WORK REQUIRED - Looking at the listing beneath, work out how many lines hold "specific" and report only that figure.

Collected data entries
START

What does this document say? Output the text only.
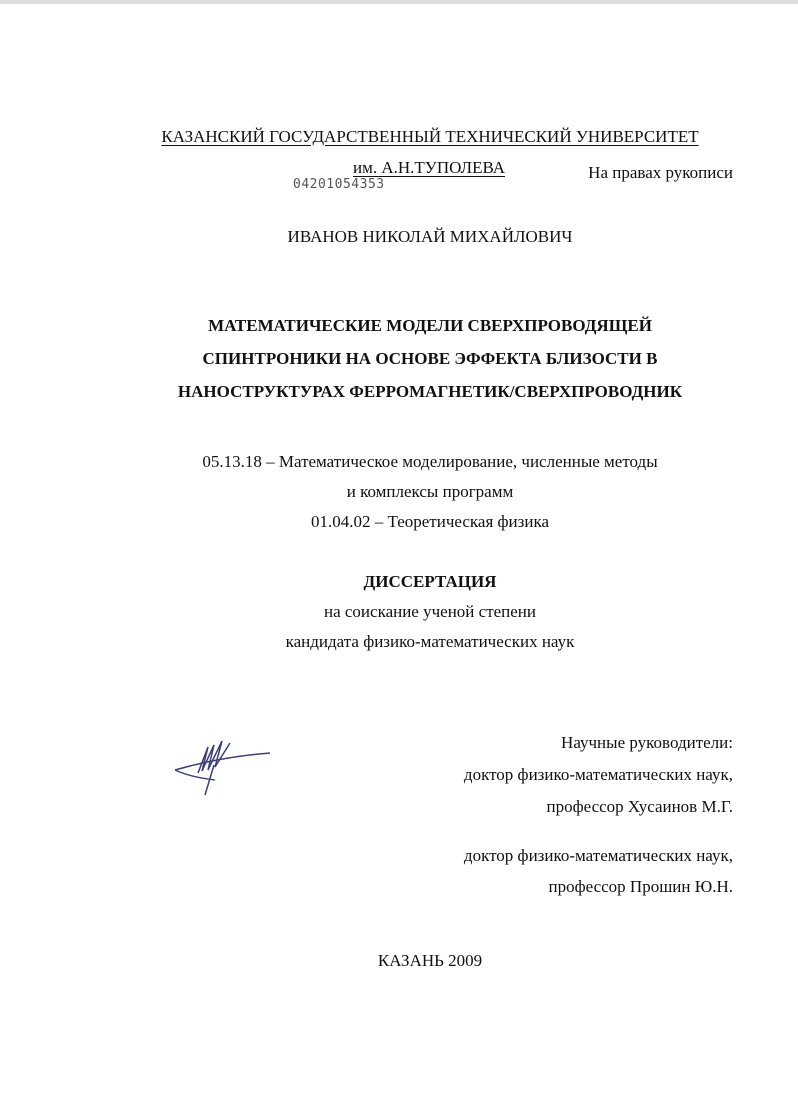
КАЗАНСКИЙ ГОСУДАРСТВЕННЫЙ ТЕХНИЧЕСКИЙ УНИВЕРСИТЕТ
им. А.Н.ТУПОЛЕВА	На правах рукописи
04201054353
ИВАНОВ НИКОЛАЙ МИХАЙЛОВИЧ
МАТЕМАТИЧЕСКИЕ МОДЕЛИ СВЕРХПРОВОДЯЩЕЙ
СПИНТРОНИКИ НА ОСНОВЕ ЭФФЕКТА БЛИЗОСТИ В
НАНОСТРУКТУРАХ ФЕРРОМАГНЕТИК/СВЕРХПРОВОДНИК
05.13.18 – Математическое моделирование, численные методы
и комплексы программ
01.04.02 – Теоретическая физика
ДИССЕРТАЦИЯ
на соискание ученой степени
кандидата физико-математических наук
Научные руководители:
доктор физико-математических наук,
профессор Хусаинов М.Г.
доктор физико-математических наук,
профессор Прошин Ю.Н.
КАЗАНЬ 2009
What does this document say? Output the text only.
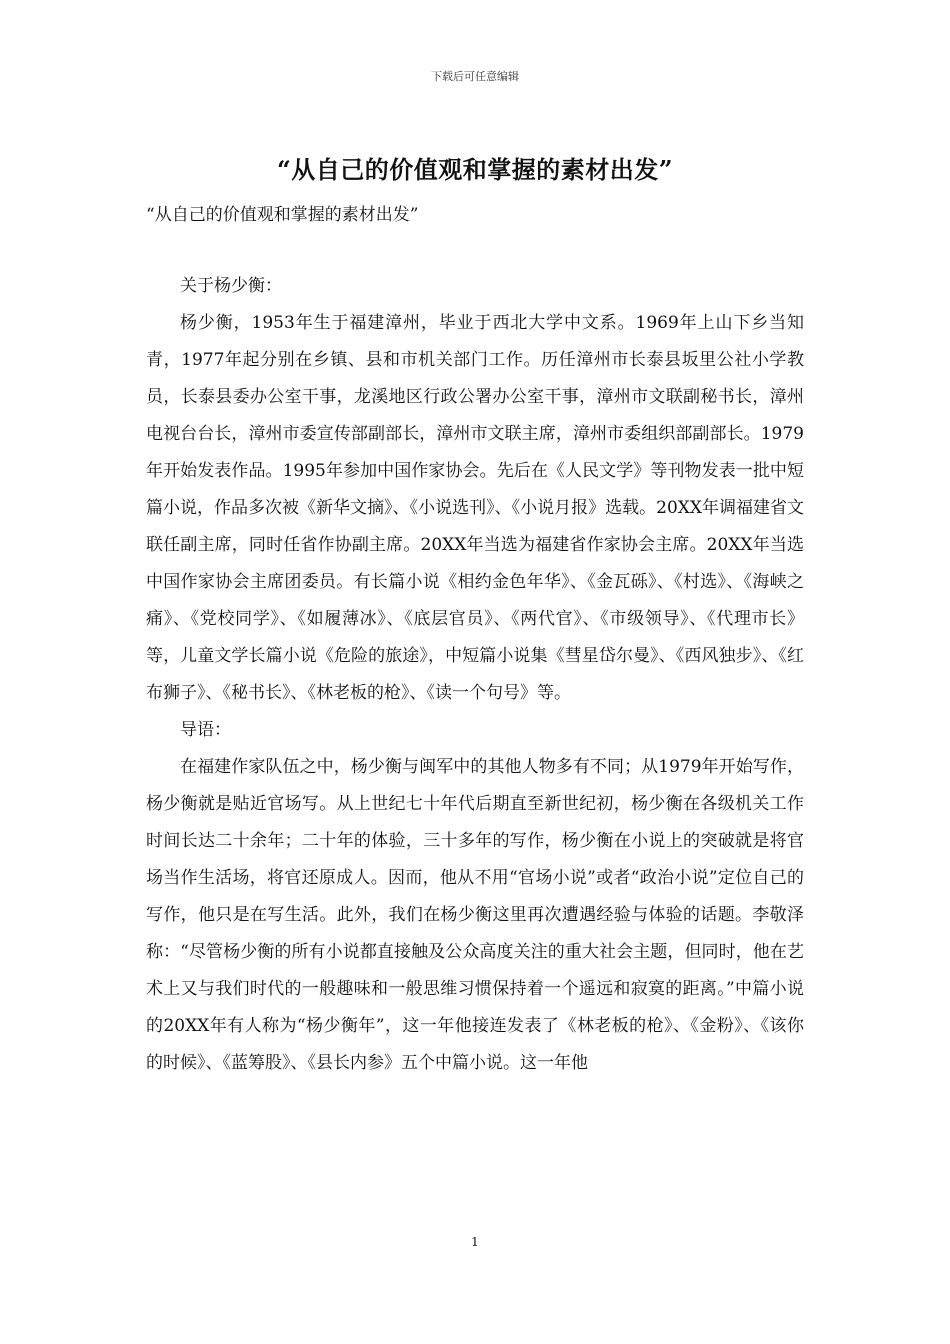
下载后可任意编辑
“从自己的价值观和掌握的素材出发”
“从自己的价值观和掌握的素材出发”

关于杨少衡：

杨少衡，1953年生于福建漳州，毕业于西北大学中文系。1969年上山下乡当知青，1977年起分别在乡镇、县和市机关部门工作。历任漳州市长泰县坂里公社小学教员，长泰县委办公室干事，龙溪地区行政公署办公室干事，漳州市文联副秘书长，漳州电视台台长，漳州市委宣传部副部长，漳州市文联主席，漳州市委组织部副部长。1979年开始发表作品。1995年参加中国作家协会。先后在《人民文学》等刊物发表一批中短篇小说，作品多次被《新华文摘》、《小说选刊》、《小说月报》选载。20XX年调福建省文联任副主席，同时任省作协副主席。20XX年当选为福建省作家协会主席。20XX年当选中国作家协会主席团委员。有长篇小说《相约金色年华》、《金瓦砾》、《村选》、《海峡之痛》、《党校同学》、《如履薄冰》、《底层官员》、《两代官》、《市级领导》、《代理市长》等，儿童文学长篇小说《危险的旅途》，中短篇小说集《彗星岱尔曼》、《西风独步》、《红布狮子》、《秘书长》、《林老板的枪》、《读一个句号》等。

导语：

在福建作家队伍之中，杨少衡与闽军中的其他人物多有不同；从1979年开始写作，杨少衡就是贴近官场写。从上世纪七十年代后期直至新世纪初，杨少衡在各级机关工作时间长达二十余年；二十年的体验，三十多年的写作，杨少衡在小说上的突破就是将官场当作生活场，将官还原成人。因而，他从不用“官场小说”或者“政治小说”定位自己的写作，他只是在写生活。此外，我们在杨少衡这里再次遭遇经验与体验的话题。李敬泽称：“尽管杨少衡的所有小说都直接触及公众高度关注的重大社会主题，但同时，他在艺术上又与我们时代的一般趣味和一般思维习惯保持着一个遥远和寂寞的距离。”中篇小说的20XX年有人称为“杨少衡年”，这一年他接连发表了《林老板的枪》、《金粉》、《该你的时候》、《蓝筹股》、《县长内参》五个中篇小说。这一年他

1
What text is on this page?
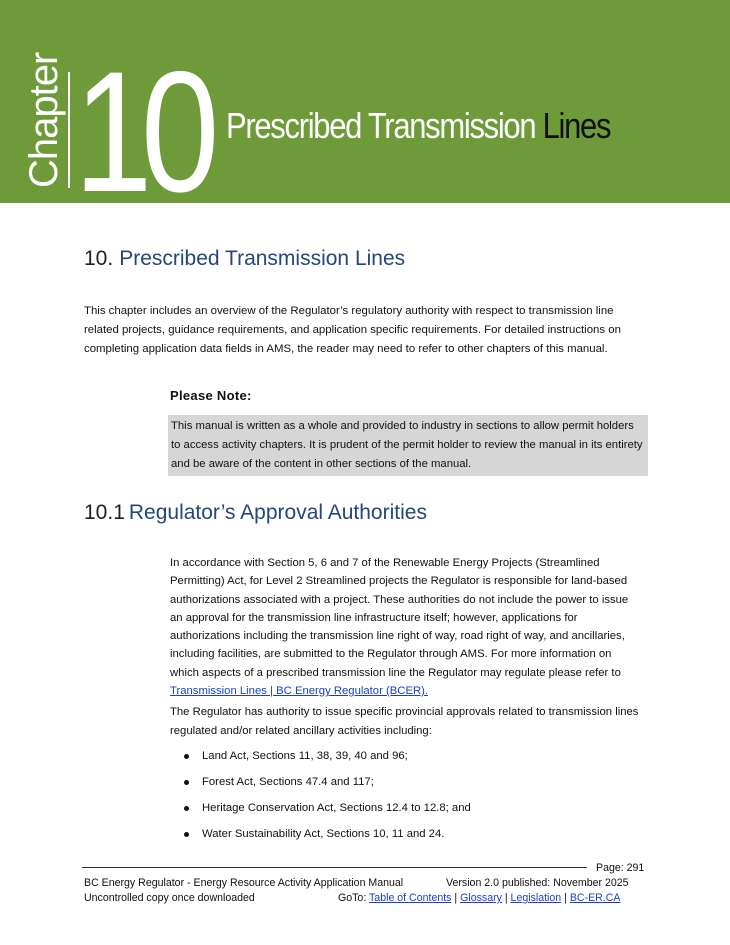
Chapter 10 Prescribed Transmission Lines
10. Prescribed Transmission Lines

This chapter includes an overview of the Regulator’s regulatory authority with respect to transmission line related projects, guidance requirements, and application specific requirements. For detailed instructions on completing application data fields in AMS, the reader may need to refer to other chapters of this manual.

Please Note:

This manual is written as a whole and provided to industry in sections to allow permit holders to access activity chapters. It is prudent of the permit holder to review the manual in its entirety and be aware of the content in other sections of the manual.

10.1 Regulator’s Approval Authorities

In accordance with Section 5, 6 and 7 of the Renewable Energy Projects (Streamlined Permitting) Act, for Level 2 Streamlined projects the Regulator is responsible for land-based authorizations associated with a project. These authorities do not include the power to issue an approval for the transmission line infrastructure itself; however, applications for authorizations including the transmission line right of way, road right of way, and ancillaries, including facilities, are submitted to the Regulator through AMS. For more information on which aspects of a prescribed transmission line the Regulator may regulate please refer to Transmission Lines | BC Energy Regulator (BCER).

The Regulator has authority to issue specific provincial approvals related to transmission lines regulated and/or related ancillary activities including:

Land Act, Sections 11, 38, 39, 40 and 96;
Forest Act, Sections 47.4 and 117;
Heritage Conservation Act, Sections 12.4 to 12.8; and
Water Sustainability Act, Sections 10, 11 and 24.
Page: 291
BC Energy Regulator - Energy Resource Activity Application Manual	Version 2.0 published: November 2025
Uncontrolled copy once downloaded	GoTo: Table of Contents | Glossary | Legislation | BC-ER.CA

END

TASK SOLUTION - 2